**YOUR TASK**. Pull every line that holds the word "name" from the entries.

**GIVEN INFORMATION**.
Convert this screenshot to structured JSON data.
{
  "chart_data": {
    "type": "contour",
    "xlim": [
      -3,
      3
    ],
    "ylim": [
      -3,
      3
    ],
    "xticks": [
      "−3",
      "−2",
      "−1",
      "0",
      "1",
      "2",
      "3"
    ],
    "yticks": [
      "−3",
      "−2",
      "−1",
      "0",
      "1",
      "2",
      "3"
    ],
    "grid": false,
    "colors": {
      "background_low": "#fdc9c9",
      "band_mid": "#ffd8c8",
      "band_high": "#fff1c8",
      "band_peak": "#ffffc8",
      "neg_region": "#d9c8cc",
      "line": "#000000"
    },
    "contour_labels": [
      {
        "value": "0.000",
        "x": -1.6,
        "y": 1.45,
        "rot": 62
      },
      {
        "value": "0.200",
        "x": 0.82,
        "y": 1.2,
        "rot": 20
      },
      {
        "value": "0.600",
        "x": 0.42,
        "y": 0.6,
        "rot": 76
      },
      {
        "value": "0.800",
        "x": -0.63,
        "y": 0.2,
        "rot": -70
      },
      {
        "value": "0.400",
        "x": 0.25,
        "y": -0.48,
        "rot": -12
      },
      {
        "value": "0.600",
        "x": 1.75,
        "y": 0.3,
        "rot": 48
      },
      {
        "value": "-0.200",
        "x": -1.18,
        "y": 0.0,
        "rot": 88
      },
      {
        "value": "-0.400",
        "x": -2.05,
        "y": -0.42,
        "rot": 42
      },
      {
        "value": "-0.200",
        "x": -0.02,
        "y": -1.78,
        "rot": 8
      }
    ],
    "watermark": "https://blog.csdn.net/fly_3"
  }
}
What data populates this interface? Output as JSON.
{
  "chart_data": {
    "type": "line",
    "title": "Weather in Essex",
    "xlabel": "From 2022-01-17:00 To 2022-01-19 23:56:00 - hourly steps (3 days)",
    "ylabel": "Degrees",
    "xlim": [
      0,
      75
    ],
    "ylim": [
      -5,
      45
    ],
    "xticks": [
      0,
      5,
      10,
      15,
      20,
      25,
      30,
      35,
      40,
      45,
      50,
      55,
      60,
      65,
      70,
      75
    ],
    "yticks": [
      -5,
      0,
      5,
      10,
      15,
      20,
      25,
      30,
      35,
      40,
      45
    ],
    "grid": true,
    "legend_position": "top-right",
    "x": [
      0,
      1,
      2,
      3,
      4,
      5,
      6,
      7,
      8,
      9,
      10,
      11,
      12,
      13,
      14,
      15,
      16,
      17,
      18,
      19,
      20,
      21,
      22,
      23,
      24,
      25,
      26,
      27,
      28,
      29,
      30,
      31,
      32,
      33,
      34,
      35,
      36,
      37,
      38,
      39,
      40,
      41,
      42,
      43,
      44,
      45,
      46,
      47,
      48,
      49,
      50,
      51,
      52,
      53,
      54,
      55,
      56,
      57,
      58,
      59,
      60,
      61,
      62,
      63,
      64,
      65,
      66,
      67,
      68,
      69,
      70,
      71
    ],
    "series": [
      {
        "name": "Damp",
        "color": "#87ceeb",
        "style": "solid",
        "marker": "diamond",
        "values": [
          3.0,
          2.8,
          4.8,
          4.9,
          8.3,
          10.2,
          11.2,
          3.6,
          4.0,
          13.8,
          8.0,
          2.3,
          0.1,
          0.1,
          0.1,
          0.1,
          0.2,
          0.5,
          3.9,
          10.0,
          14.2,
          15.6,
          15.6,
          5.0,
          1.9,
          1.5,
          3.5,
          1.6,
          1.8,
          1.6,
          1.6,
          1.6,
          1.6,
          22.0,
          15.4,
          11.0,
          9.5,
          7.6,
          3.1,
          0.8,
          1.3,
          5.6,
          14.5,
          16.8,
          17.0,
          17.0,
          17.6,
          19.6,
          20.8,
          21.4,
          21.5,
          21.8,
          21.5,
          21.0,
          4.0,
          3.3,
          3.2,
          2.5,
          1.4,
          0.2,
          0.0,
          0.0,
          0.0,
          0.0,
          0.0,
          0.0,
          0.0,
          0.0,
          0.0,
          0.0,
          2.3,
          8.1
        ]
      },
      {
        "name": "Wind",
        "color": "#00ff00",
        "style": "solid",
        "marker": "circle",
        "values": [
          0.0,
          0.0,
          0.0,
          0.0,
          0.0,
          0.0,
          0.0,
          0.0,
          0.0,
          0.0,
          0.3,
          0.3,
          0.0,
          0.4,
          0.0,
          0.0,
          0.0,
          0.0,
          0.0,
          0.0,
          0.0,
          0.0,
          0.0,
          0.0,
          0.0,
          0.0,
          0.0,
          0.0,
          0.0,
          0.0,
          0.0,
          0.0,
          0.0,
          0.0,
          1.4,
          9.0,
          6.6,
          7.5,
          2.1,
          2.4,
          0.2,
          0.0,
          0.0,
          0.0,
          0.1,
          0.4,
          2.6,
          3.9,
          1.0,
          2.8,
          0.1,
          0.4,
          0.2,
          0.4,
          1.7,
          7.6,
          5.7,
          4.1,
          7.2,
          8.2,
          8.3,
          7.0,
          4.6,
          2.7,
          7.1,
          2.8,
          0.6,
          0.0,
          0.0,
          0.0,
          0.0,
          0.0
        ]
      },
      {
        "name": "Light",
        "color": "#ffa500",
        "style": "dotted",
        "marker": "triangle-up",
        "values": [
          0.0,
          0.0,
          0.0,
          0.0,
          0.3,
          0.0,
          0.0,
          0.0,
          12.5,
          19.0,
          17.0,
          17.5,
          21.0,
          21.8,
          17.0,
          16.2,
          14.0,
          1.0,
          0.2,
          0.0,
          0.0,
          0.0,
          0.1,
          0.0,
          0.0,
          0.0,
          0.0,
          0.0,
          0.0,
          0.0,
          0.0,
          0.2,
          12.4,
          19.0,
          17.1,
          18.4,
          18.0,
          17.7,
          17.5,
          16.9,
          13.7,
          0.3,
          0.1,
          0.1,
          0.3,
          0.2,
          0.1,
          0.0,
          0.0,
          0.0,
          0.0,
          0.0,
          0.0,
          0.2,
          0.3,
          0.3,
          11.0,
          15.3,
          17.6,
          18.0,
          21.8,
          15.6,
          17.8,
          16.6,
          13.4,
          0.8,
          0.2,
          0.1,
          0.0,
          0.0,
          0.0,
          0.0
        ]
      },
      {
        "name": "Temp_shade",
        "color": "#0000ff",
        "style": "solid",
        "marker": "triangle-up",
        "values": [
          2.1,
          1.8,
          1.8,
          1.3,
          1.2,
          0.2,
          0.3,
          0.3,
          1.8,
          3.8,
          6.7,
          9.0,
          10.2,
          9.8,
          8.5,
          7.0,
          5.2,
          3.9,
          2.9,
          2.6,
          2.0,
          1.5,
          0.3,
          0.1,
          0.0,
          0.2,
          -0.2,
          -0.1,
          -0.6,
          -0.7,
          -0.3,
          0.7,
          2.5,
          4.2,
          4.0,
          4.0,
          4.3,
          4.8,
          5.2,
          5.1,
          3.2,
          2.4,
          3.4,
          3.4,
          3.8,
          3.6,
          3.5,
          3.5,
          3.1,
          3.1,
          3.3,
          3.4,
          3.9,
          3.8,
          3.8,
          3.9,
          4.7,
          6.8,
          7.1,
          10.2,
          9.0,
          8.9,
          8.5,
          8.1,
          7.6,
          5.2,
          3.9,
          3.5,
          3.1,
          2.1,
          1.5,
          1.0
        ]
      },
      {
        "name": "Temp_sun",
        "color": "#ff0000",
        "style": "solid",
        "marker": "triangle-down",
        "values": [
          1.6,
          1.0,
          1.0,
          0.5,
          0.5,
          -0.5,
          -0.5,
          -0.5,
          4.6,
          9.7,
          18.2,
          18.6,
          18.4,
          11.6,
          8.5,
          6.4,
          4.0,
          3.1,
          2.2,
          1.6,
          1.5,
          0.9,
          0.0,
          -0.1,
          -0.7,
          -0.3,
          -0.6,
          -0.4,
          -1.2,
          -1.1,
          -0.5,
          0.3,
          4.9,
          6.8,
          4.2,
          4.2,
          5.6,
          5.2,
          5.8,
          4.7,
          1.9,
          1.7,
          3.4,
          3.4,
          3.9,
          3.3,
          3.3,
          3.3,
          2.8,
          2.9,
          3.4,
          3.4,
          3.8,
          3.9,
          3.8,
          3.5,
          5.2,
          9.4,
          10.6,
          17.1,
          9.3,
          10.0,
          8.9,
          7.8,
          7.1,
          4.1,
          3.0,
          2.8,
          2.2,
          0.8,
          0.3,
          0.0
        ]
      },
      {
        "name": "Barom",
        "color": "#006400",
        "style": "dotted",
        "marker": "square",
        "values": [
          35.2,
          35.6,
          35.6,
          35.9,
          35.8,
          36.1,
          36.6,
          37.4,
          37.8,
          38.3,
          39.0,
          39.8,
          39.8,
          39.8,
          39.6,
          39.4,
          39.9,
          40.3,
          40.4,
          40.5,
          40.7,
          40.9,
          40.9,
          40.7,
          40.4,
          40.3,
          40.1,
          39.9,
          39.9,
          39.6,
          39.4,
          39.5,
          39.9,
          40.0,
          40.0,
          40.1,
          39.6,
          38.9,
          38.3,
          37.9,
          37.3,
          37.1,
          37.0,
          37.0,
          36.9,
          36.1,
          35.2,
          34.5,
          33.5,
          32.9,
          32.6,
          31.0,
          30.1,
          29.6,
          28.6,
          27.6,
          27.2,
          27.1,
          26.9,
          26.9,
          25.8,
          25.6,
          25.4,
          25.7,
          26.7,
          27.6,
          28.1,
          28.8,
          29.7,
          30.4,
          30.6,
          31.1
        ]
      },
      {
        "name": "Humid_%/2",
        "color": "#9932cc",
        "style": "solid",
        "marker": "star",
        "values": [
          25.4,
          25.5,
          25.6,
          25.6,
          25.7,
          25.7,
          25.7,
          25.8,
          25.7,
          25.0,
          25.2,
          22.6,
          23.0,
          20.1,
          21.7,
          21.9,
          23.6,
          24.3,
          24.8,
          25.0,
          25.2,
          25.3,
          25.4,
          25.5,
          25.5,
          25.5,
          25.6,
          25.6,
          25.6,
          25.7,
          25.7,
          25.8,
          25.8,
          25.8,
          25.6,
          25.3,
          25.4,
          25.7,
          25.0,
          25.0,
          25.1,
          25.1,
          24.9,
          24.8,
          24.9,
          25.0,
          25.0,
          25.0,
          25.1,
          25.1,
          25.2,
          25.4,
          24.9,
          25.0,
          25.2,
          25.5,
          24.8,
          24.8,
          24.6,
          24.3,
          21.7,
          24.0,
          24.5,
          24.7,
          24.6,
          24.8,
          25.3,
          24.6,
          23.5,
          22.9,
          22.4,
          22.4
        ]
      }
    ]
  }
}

**THE COMPLETED TASK**.
        "name": "Damp",
        "name": "Wind",
        "name": "Light",
        "name": "Temp_shade",
        "name": "Temp_sun",
        "name": "Barom",
        "name": "Humid_%/2",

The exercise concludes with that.